**DA SVOLGERE**
- A) Nel brano su Bye Bye, quali sono le cose a cui la censura ha sottratto il diritto a essere compiute? Le elenchi tutte.
- B) Riprenda il brano su Bye Bye dal punto in cui si interrompe e ne scriva il seguito.

Tranne forse i modi, le cerimonie, le danze.
Il gesto delle mani che proteggono il capo
è rimasto però lo stesso.

(Wislawa Szimborska)


Bye Bye nasce da quello che io considero un regalo, dalla richiesta del direttore della Biennale Teatro Antonio Latella di indagare sul tema della censura e su come questo possa, in qualche modo, riguardarmi.

Bye Bye è un ironico saluto a ciò che ognuno dovrebbe essere e a ciò che invece vorrebbe essere. Un commiato rivolto a tutto e a tutti: ciò che viene dopo è qualcosa ancora da scoprire e desiderare. Abbiamo ancora il coraggio di desiderare, dopo tutte le informazioni e le costrizioni che influenzano il nostro scegliere?

Bye Bye è un ricordo, un insieme di immagini, suoni e azioni.

Bye Bye è un punto di vista che permette di concretizzare il concetto - complesso - di censura nell’idea - semplice - dell’assenza che la censura causa, determinando l’impossibilità di continuare ad esprimersi. La censura diventa strumento di costruzione di buchi e vuoti nella nostra stessa esistenza.

Bye Bye è un gioco in cui bisogna scoprire cosa manca. Un unico sistema coreografico che si trasforma a seconda della propria libertà. Nella nostra ricerca non abbiamo raccontato la censura mostrando gli strumenti dei censori e forse abbiamo a tratti anche rinunciato a raccontarla. Nella nostra indagine abbiamo semplicemente cercato di porre alcune domande a noi stessi e, metaforicamente, a tutti. Il lavoro nasce come una creazione collettiva in cui io e la drammaturga Linda Dalisi abbiamo semplicemente messo insieme i pezzi. Si tratta di frammenti che fotografano differenti possibilità, a cui viene però negata qualsiasi completezza, come accade a quei libri, film, spettacoli, quadri, idee, a cui la censura ha sottratto il diritto a essere compiuti. Dov’è la logica che spiega questa mutilazione? Da dove nasce questo terribile potere?

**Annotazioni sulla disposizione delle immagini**
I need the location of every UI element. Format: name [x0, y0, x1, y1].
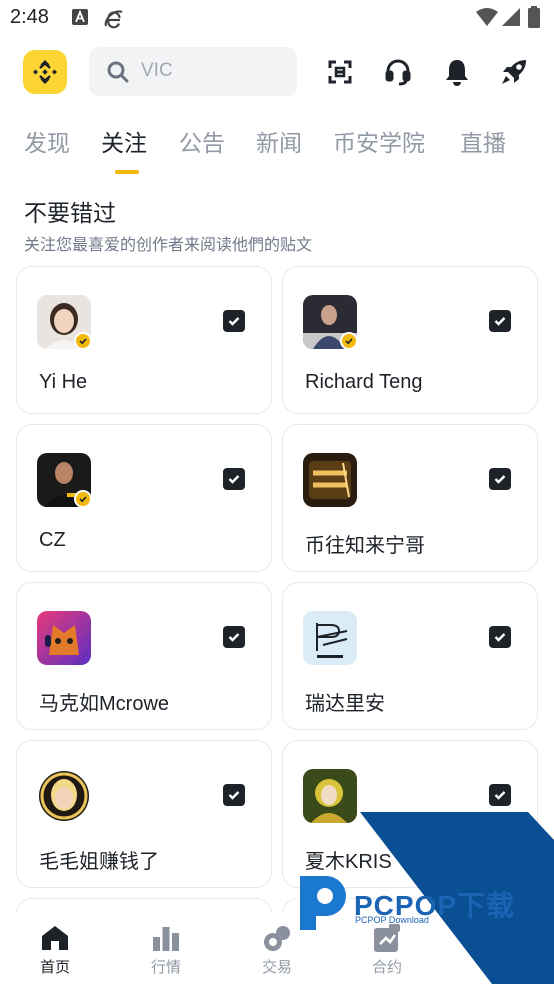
section-subtitle: 关注您最喜爱的创作者来阅读他們的贴文	[24, 235, 313, 254]
bottom-nav: 首页 行情 交易 合约	[0, 912, 554, 984]
creator-name: 马克如Mcrowe	[39, 693, 170, 715]
status-time: 2:48	[10, 6, 49, 28]
tab-live[interactable]: 直播	[460, 124, 506, 158]
search-input[interactable]	[141, 57, 281, 85]
search-bar[interactable]	[89, 47, 297, 96]
avatar	[303, 611, 357, 665]
battery-icon	[528, 6, 540, 32]
creator-card[interactable]: 毛毛姐赚钱了	[16, 740, 272, 888]
rocket-icon[interactable]	[498, 56, 530, 88]
creator-card[interactable]: 瑞达里安	[282, 582, 538, 730]
avatar	[37, 611, 91, 665]
creator-card[interactable]: Yi He	[16, 266, 272, 414]
tab-discover[interactable]: 发现	[24, 124, 70, 158]
verified-badge-icon	[74, 332, 92, 350]
creator-card[interactable]: 马克如Mcrowe	[16, 582, 272, 730]
creator-card[interactable]: CZ	[16, 424, 272, 572]
nav-label: 合约	[371, 958, 402, 976]
avatar	[303, 769, 357, 823]
nav-label: 交易	[261, 958, 292, 976]
binance-logo[interactable]	[23, 50, 67, 94]
wifi-icon	[476, 8, 498, 30]
category-tabs: 发现 关注 公告 新闻 币安学院 直播	[0, 118, 554, 178]
nav-futures[interactable]: 合约	[347, 912, 427, 984]
creator-name: 毛毛姐赚钱了	[39, 851, 159, 873]
creator-name: 瑞达里安	[305, 693, 385, 715]
tab-academy[interactable]: 币安学院	[333, 124, 425, 158]
trade-icon	[263, 924, 291, 952]
search-icon	[106, 60, 130, 88]
browser-e-icon	[104, 9, 124, 33]
verified-badge-icon	[74, 490, 92, 508]
follow-checkbox[interactable]	[489, 784, 511, 806]
tab-announcements[interactable]: 公告	[179, 124, 225, 158]
scan-icon[interactable]	[324, 56, 356, 88]
tab-following[interactable]: 关注	[101, 124, 147, 158]
follow-checkbox[interactable]	[223, 626, 245, 648]
follow-checkbox[interactable]	[223, 784, 245, 806]
avatar	[37, 769, 91, 823]
follow-checkbox[interactable]	[489, 468, 511, 490]
creator-name: Yi He	[39, 371, 88, 393]
creator-name: 夏木KRIS	[305, 851, 392, 873]
verified-badge-icon	[340, 332, 358, 350]
follow-checkbox[interactable]	[223, 310, 245, 332]
creator-name: CZ	[39, 529, 66, 551]
creator-card[interactable]: 币往知来宁哥	[282, 424, 538, 572]
home-icon	[41, 924, 69, 952]
futures-icon	[373, 924, 401, 952]
status-bar: 2:48	[0, 0, 554, 38]
chart-icon	[152, 924, 180, 952]
follow-checkbox[interactable]	[489, 626, 511, 648]
follow-checkbox[interactable]	[223, 468, 245, 490]
tab-news[interactable]: 新闻	[256, 124, 302, 158]
follow-checkbox[interactable]	[489, 310, 511, 332]
nav-home[interactable]: 首页	[15, 912, 95, 984]
creator-card[interactable]: Richard Teng	[282, 266, 538, 414]
creator-card[interactable]: 夏木KRIS	[282, 740, 538, 888]
bell-icon[interactable]	[441, 56, 473, 88]
section-title: 不要错过	[24, 201, 116, 227]
nav-label: 行情	[150, 958, 181, 976]
creator-name: Richard Teng	[305, 371, 423, 393]
active-tab-indicator	[115, 170, 139, 174]
creator-name: 币往知来宁哥	[305, 535, 425, 557]
signal-icon	[502, 8, 520, 30]
nav-trade[interactable]: 交易	[237, 912, 317, 984]
nav-label: 首页	[39, 958, 70, 976]
notification-a-icon	[72, 9, 88, 29]
headset-icon[interactable]	[382, 56, 414, 88]
header	[0, 44, 554, 100]
nav-markets[interactable]: 行情	[126, 912, 206, 984]
avatar	[303, 453, 357, 507]
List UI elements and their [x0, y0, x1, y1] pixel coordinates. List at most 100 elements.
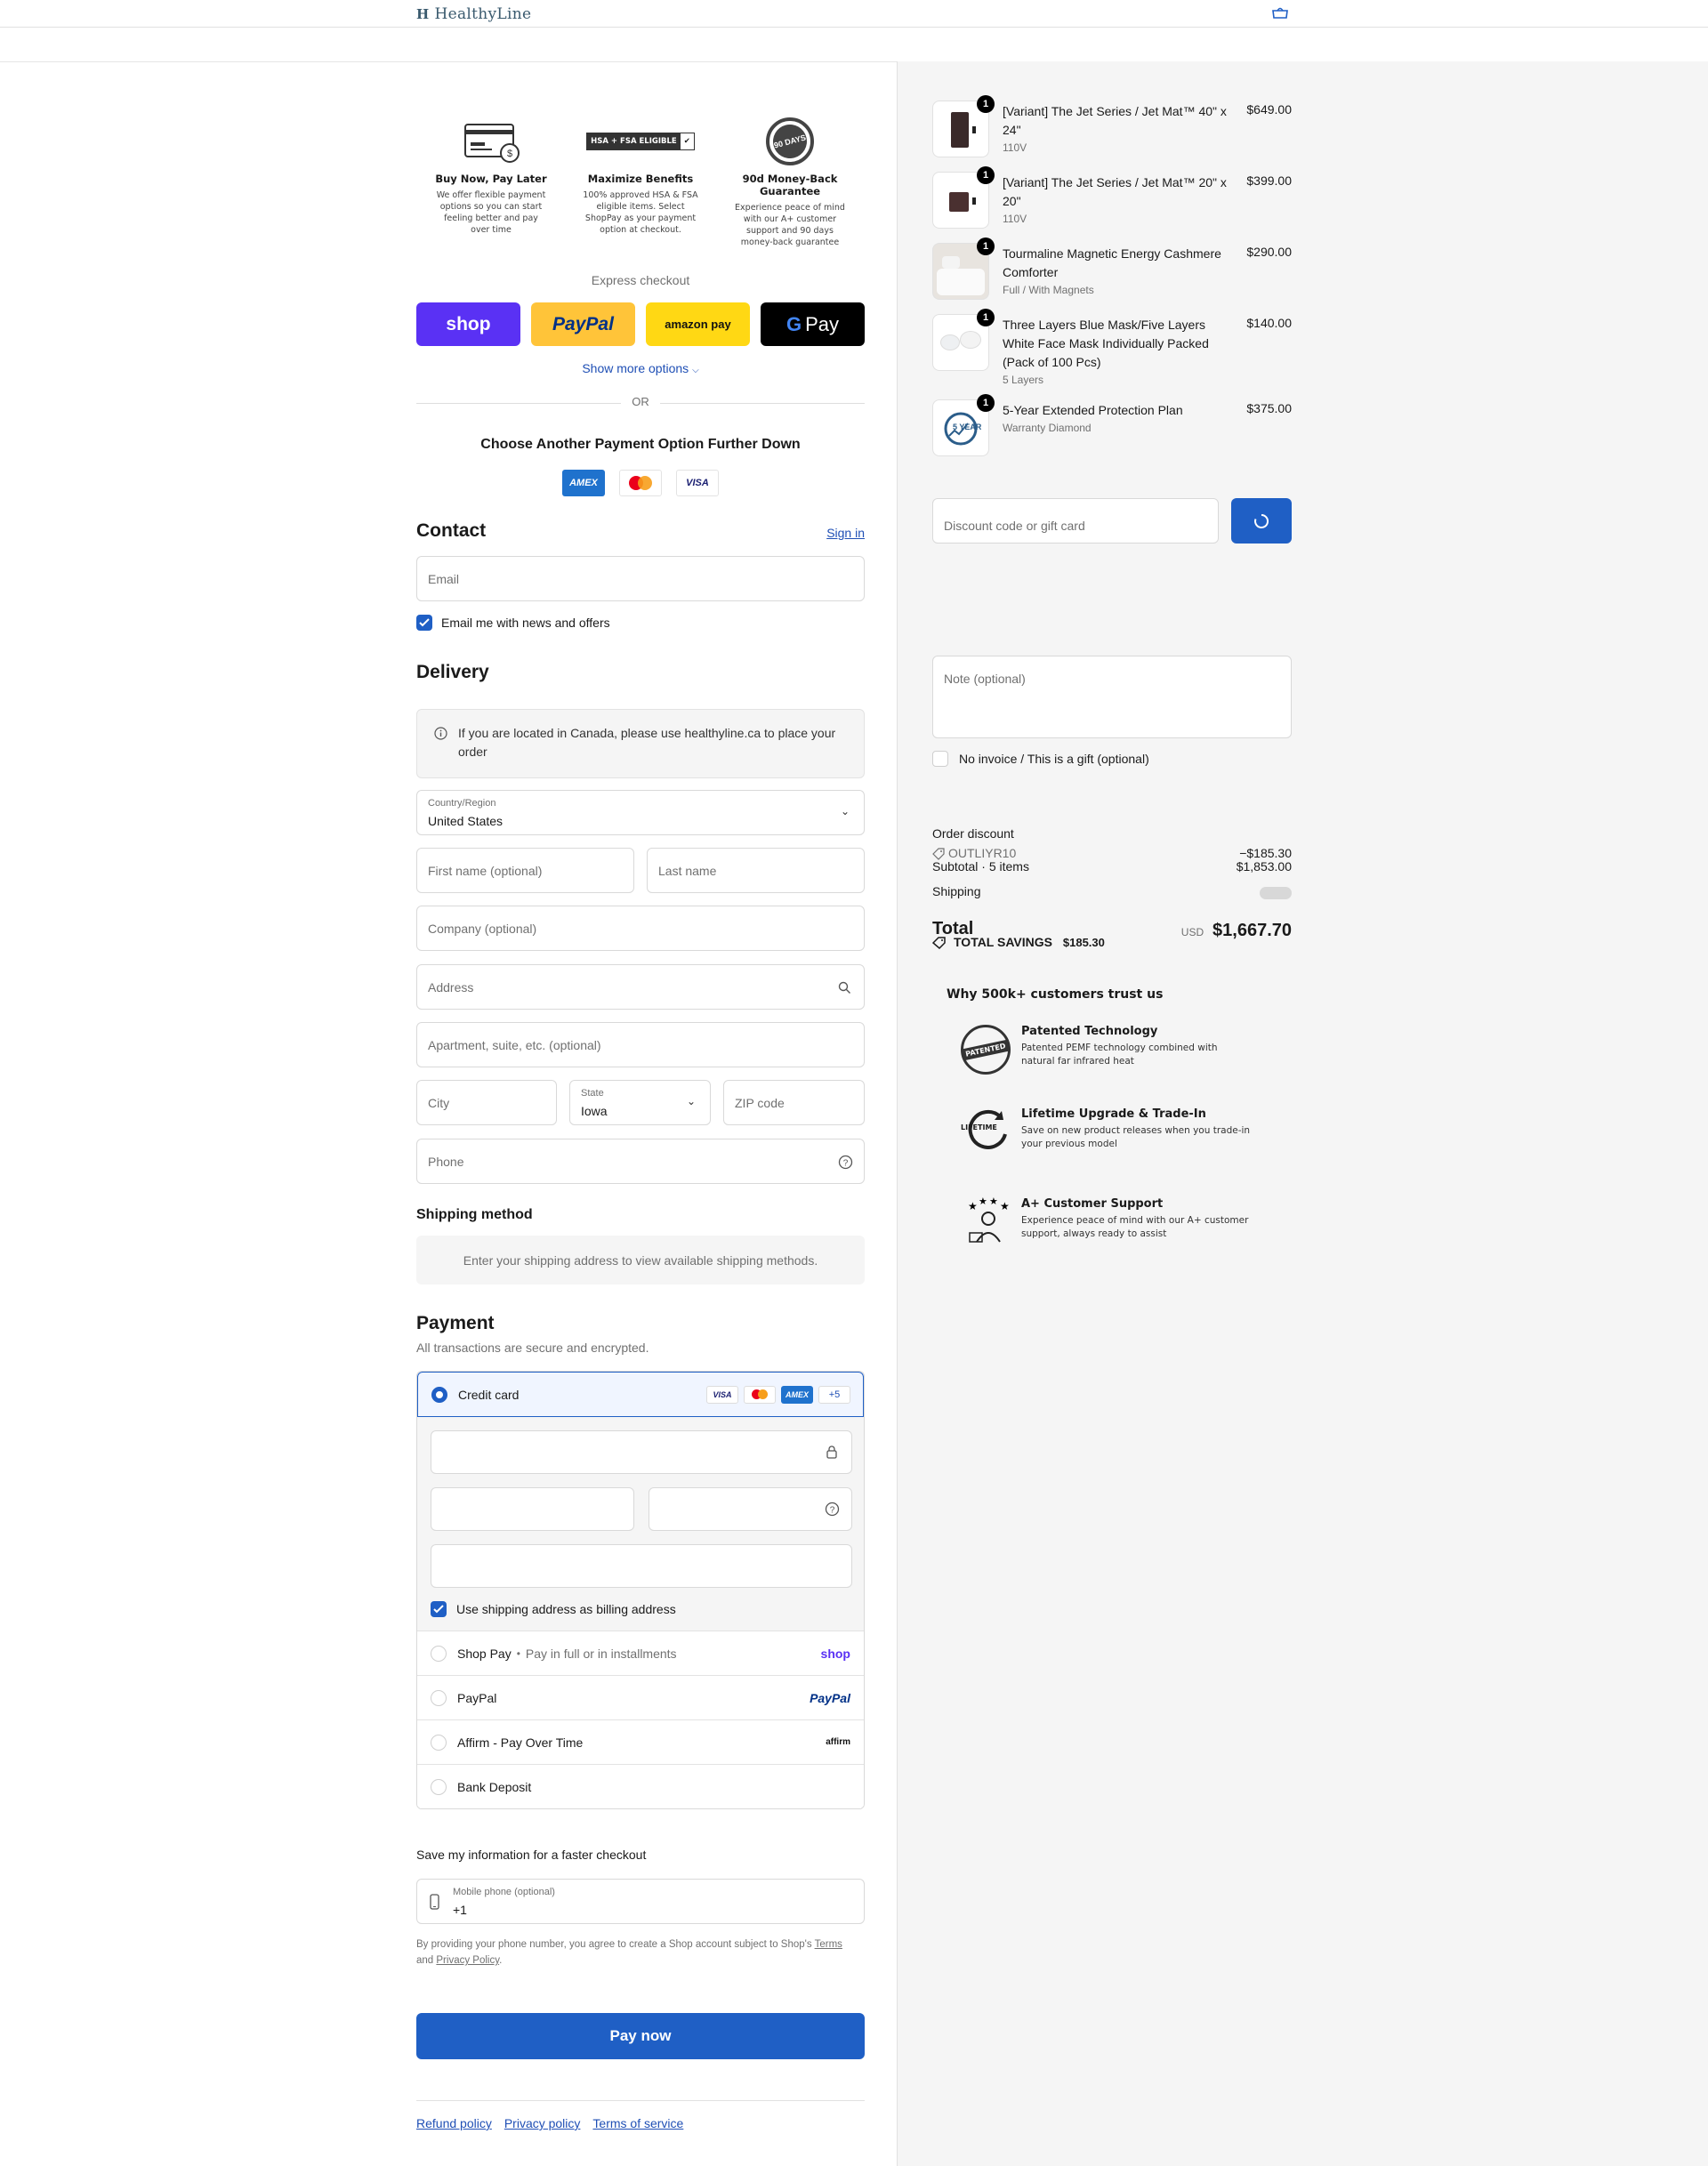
- zip-field[interactable]: ZIP code: [723, 1080, 865, 1125]
- support-agent-icon: ★ ★ ★ ★: [964, 1196, 1012, 1245]
- brand-name: HealthyLine: [434, 5, 532, 23]
- contact-heading: Contact: [416, 520, 487, 541]
- checkbox-icon[interactable]: [932, 751, 948, 767]
- terms-of-service-link[interactable]: Terms of service: [592, 2116, 683, 2130]
- lock-icon: [826, 1445, 837, 1459]
- bag-icon[interactable]: [1270, 6, 1290, 19]
- billing-checkbox-row[interactable]: Use shipping address as billing address: [431, 1601, 676, 1617]
- product-thumbnail: 1: [932, 166, 995, 229]
- state-select[interactable]: State Iowa ⌄: [569, 1080, 711, 1125]
- line-item: 1 Tourmaline Magnetic Energy Cashmere Co…: [932, 238, 1292, 305]
- privacy-policy-link[interactable]: Privacy policy: [504, 2116, 581, 2130]
- divider: [416, 2100, 865, 2101]
- show-more-options-link[interactable]: Show more options ⌵: [416, 361, 865, 375]
- address-field[interactable]: Address: [416, 964, 865, 1010]
- google-pay-button[interactable]: G Pay: [761, 302, 865, 346]
- payment-option-bank-deposit[interactable]: Bank Deposit: [417, 1764, 864, 1808]
- security-code-field[interactable]: ?: [649, 1487, 852, 1531]
- help-icon[interactable]: ?: [825, 1502, 840, 1517]
- expiry-field[interactable]: [431, 1487, 634, 1531]
- payment-subtitle: All transactions are secure and encrypte…: [416, 1341, 649, 1355]
- name-on-card-field[interactable]: [431, 1544, 852, 1588]
- radio-icon[interactable]: [431, 1689, 447, 1706]
- refund-policy-link[interactable]: Refund policy: [416, 2116, 492, 2130]
- sign-in-link[interactable]: Sign in: [826, 526, 865, 540]
- payment-option-paypal[interactable]: PayPal PayPal: [417, 1675, 864, 1719]
- why-item-desc: Patented PEMF technology combined with n…: [1021, 1043, 1218, 1067]
- item-variant: 110V: [1003, 213, 1027, 225]
- help-icon[interactable]: ?: [838, 1155, 853, 1170]
- paypal-button[interactable]: PayPal: [531, 302, 635, 346]
- pay-now-button[interactable]: Pay now: [416, 2013, 865, 2059]
- payment-option-credit-card[interactable]: Credit card VISA AMEX +5: [417, 1372, 864, 1417]
- subtotal-label: Subtotal · 5 items: [932, 859, 1029, 874]
- discount-code: OUTLIYR10: [948, 846, 1017, 860]
- affirm-label: Affirm - Pay Over Time: [457, 1735, 584, 1750]
- shop-pay-button[interactable]: shop: [416, 302, 520, 346]
- terms-link[interactable]: Terms: [815, 1939, 842, 1950]
- card-number-field[interactable]: [431, 1430, 852, 1474]
- mobile-phone-field[interactable]: Mobile phone (optional) +1: [416, 1879, 865, 1924]
- bank-deposit-label: Bank Deposit: [457, 1779, 532, 1794]
- product-thumbnail: 5 YEARS 1: [932, 394, 995, 456]
- trust-title: Maximize Benefits: [587, 173, 694, 185]
- apply-discount-button[interactable]: [1231, 498, 1292, 544]
- why-trust-section: Why 500k+ customers trust us PATENTED Pa…: [947, 987, 1267, 1243]
- total-savings-label: TOTAL SAVINGS: [954, 935, 1052, 949]
- trust-badges: $ Buy Now, Pay Later We offer flexible p…: [416, 116, 865, 248]
- city-field[interactable]: City: [416, 1080, 557, 1125]
- shipping-label: Shipping: [932, 884, 981, 898]
- company-field[interactable]: Company (optional): [416, 906, 865, 951]
- apartment-field[interactable]: Apartment, suite, etc. (optional): [416, 1022, 865, 1067]
- gift-label: No invoice / This is a gift (optional): [959, 752, 1149, 766]
- privacy-policy-link[interactable]: Privacy Policy: [436, 1955, 499, 1966]
- svg-text:★: ★: [968, 1200, 978, 1212]
- order-note-field[interactable]: Note (optional): [932, 656, 1292, 738]
- shipping-method-heading: Shipping method: [416, 1207, 533, 1222]
- email-field[interactable]: Email: [416, 556, 865, 601]
- trust-badge-hsa: HSA + FSA ELIGIBLE ✔ Maximize Benefits 1…: [566, 116, 715, 248]
- item-name: Three Layers Blue Mask/Five Layers White…: [1003, 316, 1234, 388]
- phone-field[interactable]: Phone ?: [416, 1139, 865, 1184]
- brand-logo[interactable]: H HealthyLine: [416, 5, 531, 23]
- shipping-loading-placeholder: [1260, 887, 1292, 899]
- radio-icon[interactable]: [431, 1734, 447, 1751]
- why-item-title: Lifetime Upgrade & Trade-In: [1021, 1107, 1206, 1121]
- visa-icon: VISA: [706, 1385, 738, 1404]
- payment-option-shop-pay[interactable]: Shop Pay • Pay in full or in installment…: [417, 1631, 864, 1675]
- lifetime-upgrade-icon: LIFETIME: [961, 1107, 1014, 1152]
- last-name-field[interactable]: Last name: [647, 848, 865, 893]
- trust-desc: 100% approved HSA & FSA eligible items. …: [583, 190, 698, 235]
- amex-icon: AMEX: [781, 1385, 813, 1404]
- delivery-heading: Delivery: [416, 662, 489, 682]
- quantity-badge: 1: [977, 394, 995, 412]
- discount-amount: −$185.30: [1239, 846, 1292, 860]
- country-select[interactable]: Country/Region United States ⌄: [416, 790, 865, 835]
- search-icon: [838, 981, 850, 994]
- quantity-badge: 1: [977, 309, 995, 326]
- footer-links: Refund policy Privacy policy Terms of se…: [416, 2116, 683, 2130]
- discount-code-field[interactable]: Discount code or gift card: [932, 498, 1219, 544]
- item-variant: 5 Layers: [1003, 374, 1044, 386]
- paypal-label: PayPal: [457, 1690, 497, 1705]
- item-variant: 110V: [1003, 141, 1027, 154]
- radio-icon[interactable]: [431, 1778, 447, 1795]
- shop-pay-label: Shop Pay: [457, 1646, 512, 1661]
- total-savings-value: $185.30: [1062, 936, 1105, 949]
- item-price: $375.00: [1246, 401, 1292, 415]
- trust-desc: Experience peace of mind with our A+ cus…: [735, 203, 845, 247]
- shield-icon: 5 YEARS: [944, 412, 981, 446]
- svg-text:$: $: [507, 149, 512, 159]
- amazon-pay-button[interactable]: amazon pay: [646, 302, 750, 346]
- news-checkbox-row[interactable]: Email me with news and offers: [416, 615, 610, 631]
- canada-info-box: If you are located in Canada, please use…: [416, 709, 865, 778]
- first-name-field[interactable]: First name (optional): [416, 848, 634, 893]
- product-thumbnail: 1: [932, 309, 995, 371]
- radio-selected-icon[interactable]: [431, 1386, 447, 1403]
- checkbox-checked-icon[interactable]: [416, 615, 432, 631]
- payment-option-affirm[interactable]: Affirm - Pay Over Time affirm: [417, 1719, 864, 1764]
- express-checkout-label: Express checkout: [591, 273, 690, 287]
- radio-icon[interactable]: [431, 1645, 447, 1662]
- gift-checkbox-row[interactable]: No invoice / This is a gift (optional): [932, 751, 1149, 767]
- checkbox-checked-icon[interactable]: [431, 1601, 447, 1617]
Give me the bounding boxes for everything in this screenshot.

**RISPOSTE**
- A) libri, film, spettacoli, quadri, idee

- B)
Bye Bye è un concerto in cui la musica la fanno i cinque performers Ornella Balestra, Filippo Porro, Andrea Rizzo, Valerie Tameu e Isacco Venturini che insieme all’intera squadra tecnica e artistica hanno messo a disposizione le loro storie e le loro azioni per un atto di scelta e ricordo.

Bye Bye è un omaggio a tutte le donne e a tutti gli uomini che il potere di turno ha nascosto ed eliminato, “bucando” le loro vite in nome di un’idea di “giustizia”. Un concerto per tutti noi che cerchiamo disperatamente di colmare i nostri buchi e di costruire. 

Bye Bye è un lavoro complesso come può essere complesso solo un sogno, un desiderio, una speranza dove il proprio corpo e quello dell’altro sono come un luogo comune da cui partire o forse ripartire.

 

Alessio Maria Romano

Esiste un mostro proteiforme che sfugge agli interrogativi e che estende i suoi tentacoli nel tempo, nello spazio, nei linguaggi, nelle forme, nelle tematiche, nei comportamenti, nelle conseguenze, negli scopi, nella funzionalità. Non dirò il suo nome. Le regole del gioco non sono le stesse da un punto all’altro di questa costellazione, e non è neanche detto che il gioco sia lo stesso. Non siamo di fronte a un gioco. La giustizia c’entra, la sua negazione pure. D’altra parte allargare i confini d’azione di questo mostro significa banalizzarlo, e nessuno vuole banalizzare un tale tormento per i destini degli uomini. Cosa lascia? Difficile dirlo, si potrebbe azzardare un elenco: bruciature, lacerazioni, nero, sgomento, incredulità, sconfitta, rabbia, reazione. No, impossibile azzardare un elenco; sarebbe l’elenco della storia del mondo.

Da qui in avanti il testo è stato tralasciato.